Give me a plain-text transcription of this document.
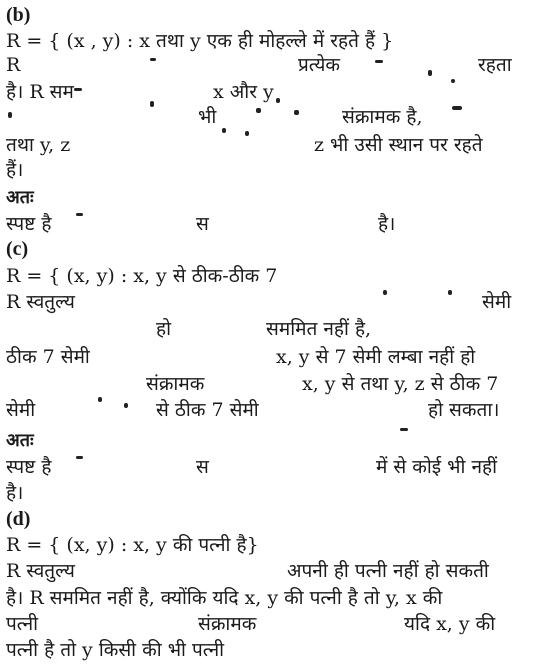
(b)
R = { (x , y) : x तथा y एक ही मोहल्ले में रहते हैं }
R	प्रत्येक	रहता
है। R सम	x और y
भी	संक्रामक है,
तथा y, z	z भी उसी स्थान पर रहते
हैं।
अतः
स्पष्ट है	स	है।
(c)
R = { (x, y) : x, y से ठीक-ठीक 7
R स्वतुल्य	सेमी
हो	सममित नहीं है,
ठीक 7 सेमी	x, y से 7 सेमी लम्बा नहीं हो
संक्रामक	x, y से तथा y, z से ठीक 7
सेमी	से ठीक 7 सेमी	हो सकता।
अतः
स्पष्ट है	स	में से कोई भी नहीं
है।
(d)
R = { (x, y) : x, y की पत्नी है}
R स्वतुल्य	अपनी ही पत्नी नहीं हो सकती
है। R सममित नहीं है, क्योंकि यदि x, y की पत्नी है तो y, x की
पत्नी	संक्रामक	यदि x, y की
पत्नी है तो y किसी की भी पत्नी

_____

Nothing but the pictures may be dropped; output the records above exactly.

> **WORKED SOLUTION**
Give me a plain-text transcription of this document.
(b)
R = { (x , y) : x तथा y एक ही मोहल्ले में रहते हैं }
R	प्रत्येक	रहता
है। R सम	x और y
भी	संक्रामक है,
तथा y, z	z भी उसी स्थान पर रहते
हैं।
अतः
स्पष्ट है	स	है।
(c)
R = { (x, y) : x, y से ठीक-ठीक 7
R स्वतुल्य	सेमी
हो	सममित नहीं है,
ठीक 7 सेमी	x, y से 7 सेमी लम्बा नहीं हो
संक्रामक	x, y से तथा y, z से ठीक 7
सेमी	से ठीक 7 सेमी	हो सकता।
अतः
स्पष्ट है	स	में से कोई भी नहीं
है।
(d)
R = { (x, y) : x, y की पत्नी है}
R स्वतुल्य	अपनी ही पत्नी नहीं हो सकती
है। R सममित नहीं है, क्योंकि यदि x, y की पत्नी है तो y, x की
पत्नी	संक्रामक	यदि x, y की
पत्नी है तो y किसी की भी पत्नी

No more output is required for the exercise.